>> Begin
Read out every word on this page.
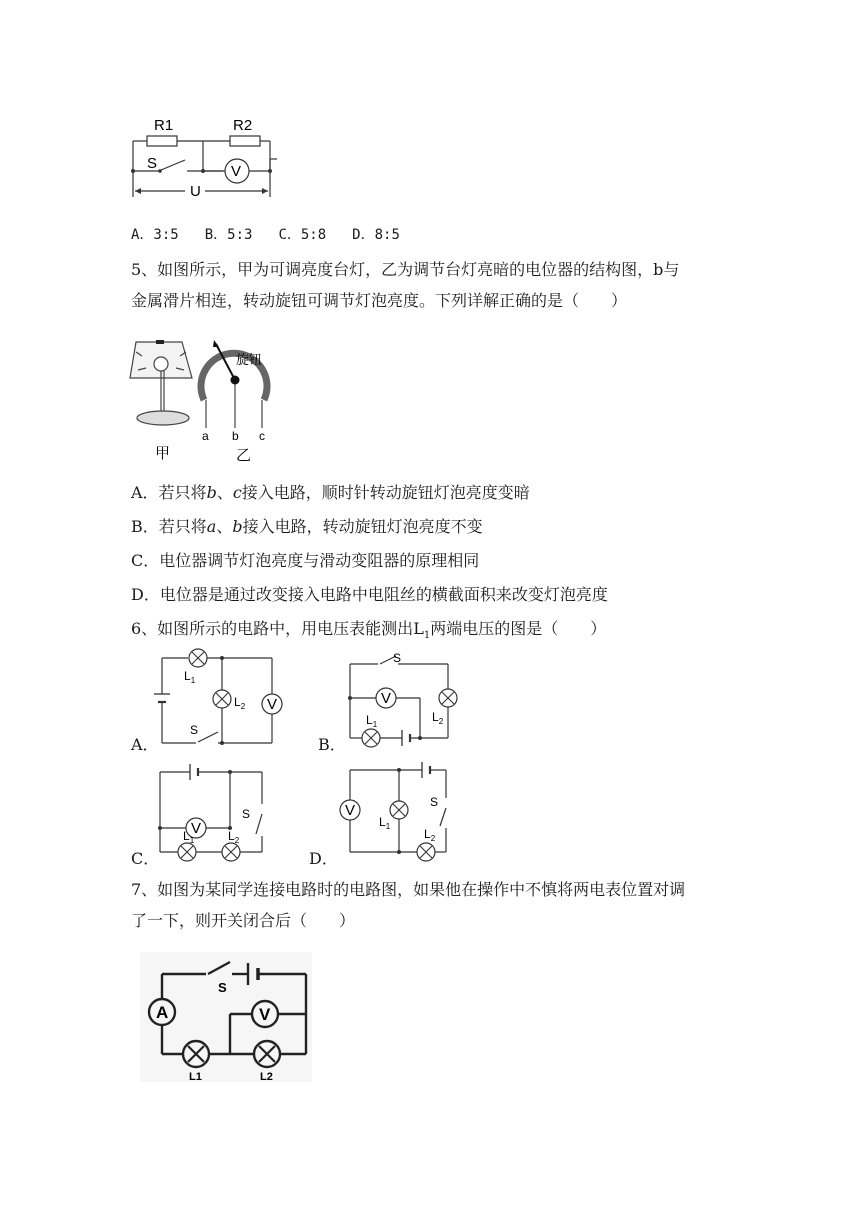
R1	R2
S	V
U
A．3:5 B．5:3 C．5:8 D．8:5
5、如图所示，甲为可调亮度台灯，乙为调节台灯亮暗的电位器的结构图，b与
金属滑片相连，转动旋钮可调节灯泡亮度。下列详解正确的是（　　）
旋钮
a b c
甲	乙
A．若只将b、c接入电路，顺时针转动旋钮灯泡亮度变暗
B．若只将a、b接入电路，转动旋钮灯泡亮度不变
C．电位器调节灯泡亮度与滑动变阻器的原理相同
D．电位器是通过改变接入电路中电阻丝的横截面积来改变灯泡亮度
6、如图所示的电路中，用电压表能测出$L_1$两端电压的图是（　　）
A．
V
$L_1$
$L_2$
S
B．
S
V
$L_1$
$L_2$
C．
V
S
$L_1$	$L_2$
D．
V	S
$L_1$
$L_2$
7、如图为某同学连接电路时的电路图，如果他在操作中不慎将两电表位置对调
了一下，则开关闭合后（　　）
A	V
S
L1	L2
>> End
Write the records out once more, exactly as they appear, with no pictures.

Read out every word on this page.
R1	R2
S	V
U
A．3:5 B．5:3 C．5:8 D．8:5
5、如图所示，甲为可调亮度台灯，乙为调节台灯亮暗的电位器的结构图，b与
金属滑片相连，转动旋钮可调节灯泡亮度。下列详解正确的是（　　）
旋钮
a b c
甲	乙
A．若只将b、c接入电路，顺时针转动旋钮灯泡亮度变暗
B．若只将a、b接入电路，转动旋钮灯泡亮度不变
C．电位器调节灯泡亮度与滑动变阻器的原理相同
D．电位器是通过改变接入电路中电阻丝的横截面积来改变灯泡亮度
6、如图所示的电路中，用电压表能测出$L_1$两端电压的图是（　　）
A．
V
$L_1$
$L_2$
S
B．
S
V
$L_1$
$L_2$
C．
V
S
$L_1$	$L_2$
D．
V	S
$L_1$
$L_2$
7、如图为某同学连接电路时的电路图，如果他在操作中不慎将两电表位置对调
了一下，则开关闭合后（　　）
A	V
S
L1	L2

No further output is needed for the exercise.